## Quoted text
------------------------

I rode one a month or so ago at Demo days here at Hood...140ish lbs size 9.5 boot. Worked great...will probably be the next board i buy...


----------



## redlude97 (Jan 9, 2008)

The 157's are sold out just about everywhere though, and I can get the 159 for $335 vs. $500 for the 157.


----------



## legallyillegal (Oct 6, 2008)

i ride a 172 summit with size 8 boots with no problems


----------



## redlude97 (Jan 9, 2008)

legallyillegal said:


> i ride a 172 summit with size 8 boots with no problems


Do you notice it being a bit more sluggish?


----------



## FLuiD (Jul 6, 2009)

I don't think the width would be to much of a problem personally. Like you said the 157 F1-R would be a good option. I looked real quick online and your right there doesn't seem to be to many around. You can try and find one at a local shop in CO. Call Thrifty Stick, Emage etc. If you find one out here I would be happy to ship it to you if the shop wont etc... You might also want to contact Vince or NS directly and see if they can track one down for you.

------------------------

## To be done
Transcribe the stretch of the snowboard forum thread from "Do you notice" through "down for you.". The records bear no relation to the snowboard forum thread.

## Data extract
------------------------

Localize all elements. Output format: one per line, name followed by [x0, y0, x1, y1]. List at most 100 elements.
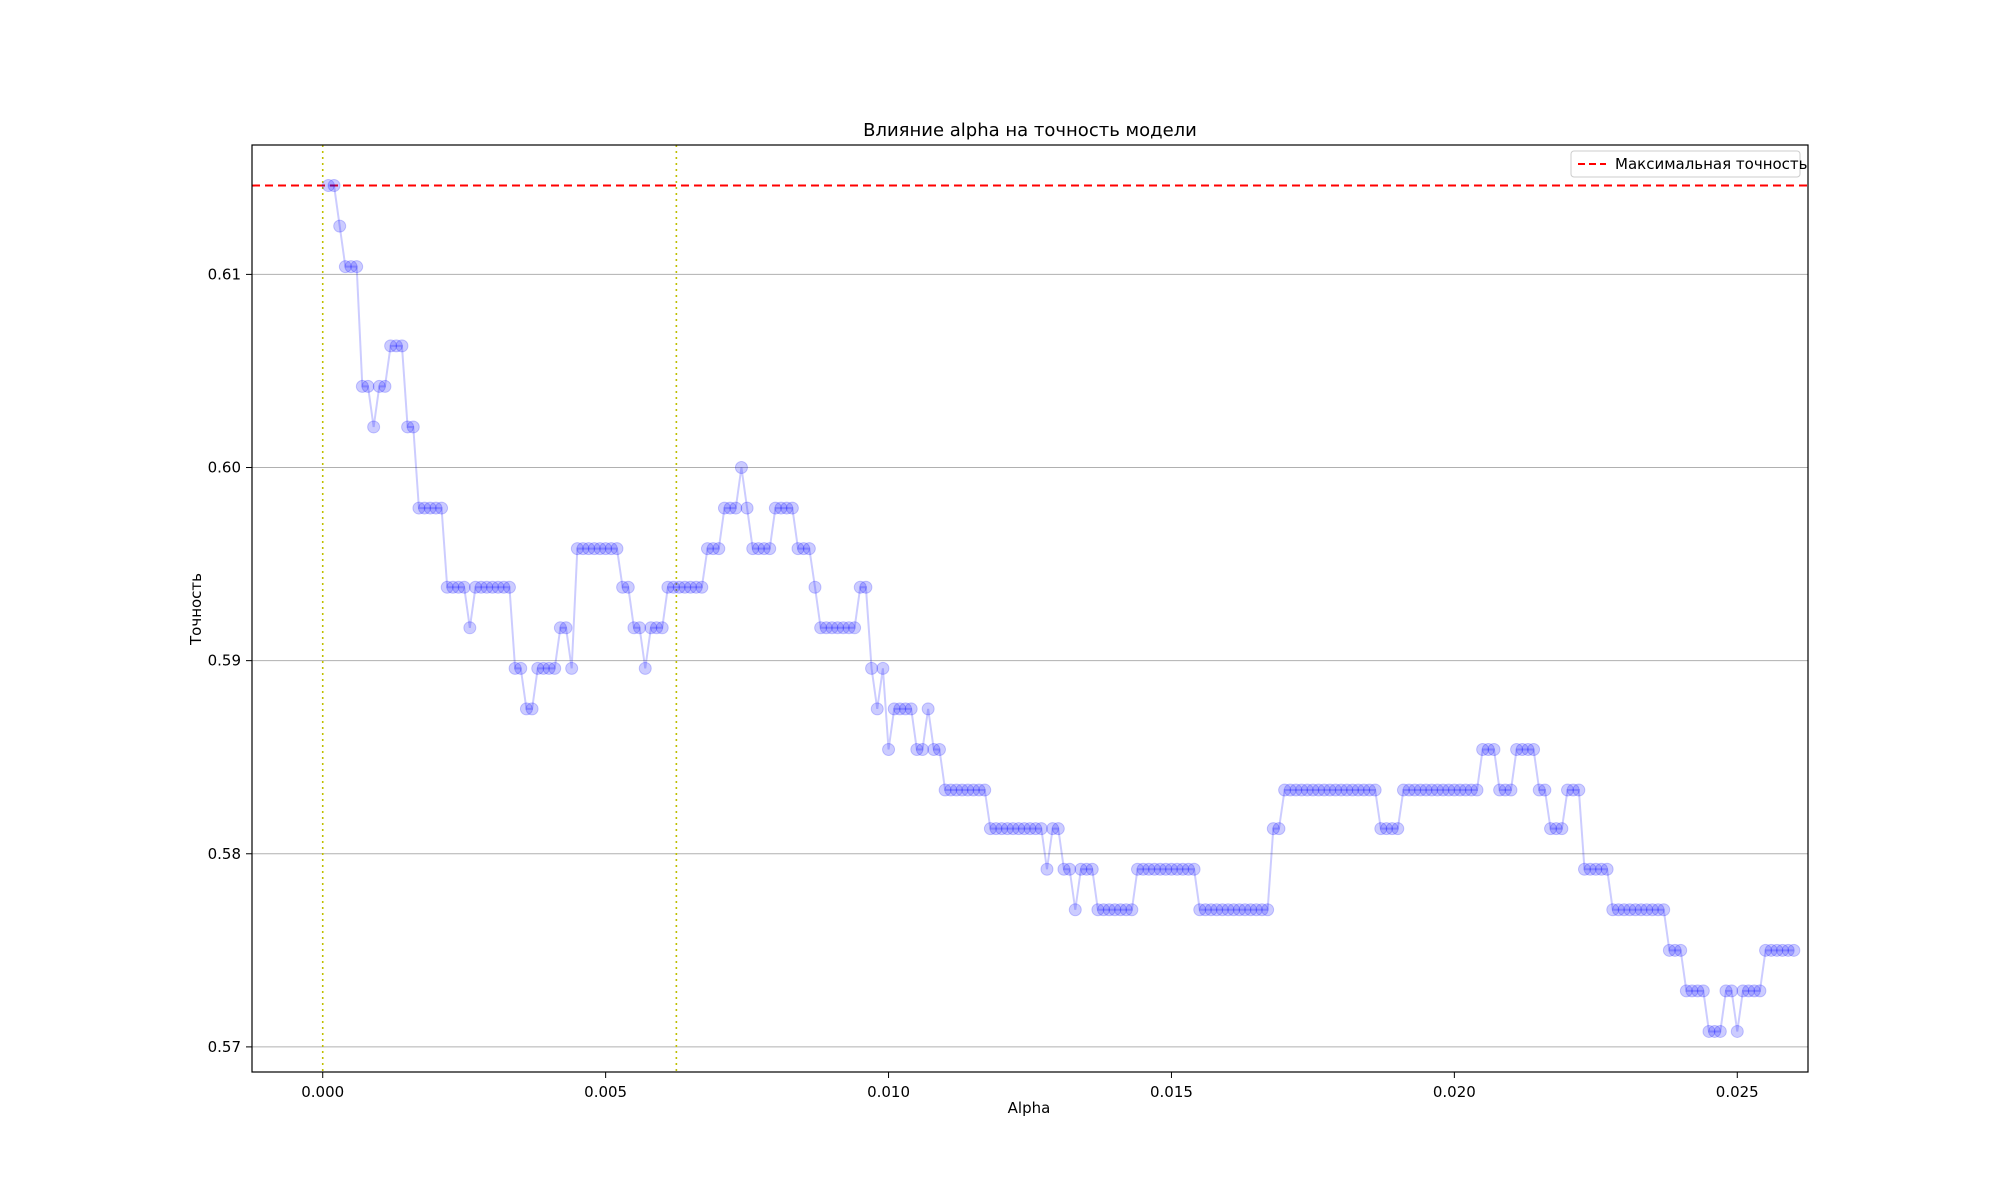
- data-point: [915, 742, 929, 756]
- data-point: [1051, 822, 1065, 836]
- data-point: [1131, 862, 1145, 876]
- data-point: [1170, 862, 1184, 876]
- y-tick-label: 0.59: [208, 652, 241, 670]
- data-point: [514, 661, 528, 675]
- data-point: [1402, 783, 1416, 797]
- data-point: [802, 542, 816, 556]
- data-point: [1702, 1024, 1716, 1038]
- data-point: [559, 621, 573, 635]
- data-point: [944, 783, 958, 797]
- data-point: [548, 661, 562, 675]
- data-point: [1566, 783, 1580, 797]
- data-point: [1255, 903, 1269, 917]
- data-point: [378, 379, 392, 393]
- data-point: [1323, 783, 1337, 797]
- data-point: [650, 621, 664, 635]
- data-point: [978, 783, 992, 797]
- data-point: [1334, 783, 1348, 797]
- data-point: [1181, 862, 1195, 876]
- data-point: [1289, 783, 1303, 797]
- data-point: [1176, 862, 1190, 876]
- data-point: [904, 702, 918, 716]
- data-point: [1476, 742, 1490, 756]
- data-point: [961, 783, 975, 797]
- data-point: [542, 661, 556, 675]
- data-point: [672, 580, 686, 594]
- data-point: [689, 580, 703, 594]
- data-point: [333, 219, 347, 233]
- data-point: [1538, 783, 1552, 797]
- data-point: [1346, 783, 1360, 797]
- data-point: [401, 420, 415, 434]
- data-point: [972, 783, 986, 797]
- data-point: [327, 179, 341, 193]
- x-tick-label: 0.015: [1150, 1083, 1193, 1101]
- data-point: [321, 179, 335, 193]
- data-point: [582, 542, 596, 556]
- data-point: [570, 542, 584, 556]
- data-point: [1549, 822, 1563, 836]
- series-line: [328, 184, 1794, 1033]
- data-point: [1408, 783, 1422, 797]
- data-point: [440, 580, 454, 594]
- data-point: [1040, 862, 1054, 876]
- data-point: [667, 580, 681, 594]
- data-point: [1759, 943, 1773, 957]
- plot-area-frame: [251, 144, 1809, 1073]
- data-point: [604, 542, 618, 556]
- data-point: [1329, 783, 1343, 797]
- y-tick-label: 0.61: [208, 265, 241, 283]
- data-point: [1470, 783, 1484, 797]
- data-point: [1708, 1024, 1722, 1038]
- data-point: [1006, 822, 1020, 836]
- data-point: [678, 580, 692, 594]
- x-axis-label: Alpha: [1008, 1099, 1051, 1117]
- x-tick-label: 0.005: [584, 1083, 627, 1101]
- legend-box: [1570, 150, 1801, 178]
- data-point: [1504, 783, 1518, 797]
- data-point: [1159, 862, 1173, 876]
- data-point: [1295, 783, 1309, 797]
- data-point: [508, 661, 522, 675]
- data-point: [1046, 822, 1060, 836]
- data-point: [853, 580, 867, 594]
- data-point: [1164, 862, 1178, 876]
- y-tick-label: 0.57: [208, 1038, 241, 1056]
- data-point: [1249, 903, 1263, 917]
- data-point: [1645, 903, 1659, 917]
- data-point: [1300, 783, 1314, 797]
- data-point: [644, 621, 658, 635]
- data-point: [1232, 903, 1246, 917]
- data-point: [412, 501, 426, 515]
- data-point: [519, 702, 533, 716]
- data-point: [876, 661, 890, 675]
- data-point: [1074, 862, 1088, 876]
- data-point: [1029, 822, 1043, 836]
- data-point: [1544, 822, 1558, 836]
- data-point: [1481, 742, 1495, 756]
- data-point: [1640, 903, 1654, 917]
- data-point: [452, 580, 466, 594]
- legend-label: Максимальная точность: [1615, 155, 1808, 173]
- data-point: [1600, 862, 1614, 876]
- data-point: [700, 542, 714, 556]
- data-point: [655, 621, 669, 635]
- data-point: [1651, 903, 1665, 917]
- data-point: [1000, 822, 1014, 836]
- data-point: [384, 339, 398, 353]
- data-point: [740, 501, 754, 515]
- data-point: [593, 542, 607, 556]
- data-point: [695, 580, 709, 594]
- x-tick-label: 0.000: [301, 1083, 344, 1101]
- data-point: [797, 542, 811, 556]
- data-point: [633, 621, 647, 635]
- data-point: [1193, 903, 1207, 917]
- data-point: [576, 542, 590, 556]
- data-point: [435, 501, 449, 515]
- data-point: [899, 702, 913, 716]
- series: [321, 179, 1801, 1038]
- data-point: [1770, 943, 1784, 957]
- data-point: [525, 702, 539, 716]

------------------------

## Written response
Do you notice it being a bit more sluggish?


----------



## FLuiD (Jul 6, 2009)

I don't think the width would be to much of a problem personally. Like you said the 157 F1-R would be a good option. I looked real quick online and your right there doesn't seem to be to many around. You can try and find one at a local shop in CO. Call Thrifty Stick, Emage etc. If you find one out here I would be happy to ship it to you if the shop wont etc... You might also want to contact Vince or NS directly and see if they can track one down for you.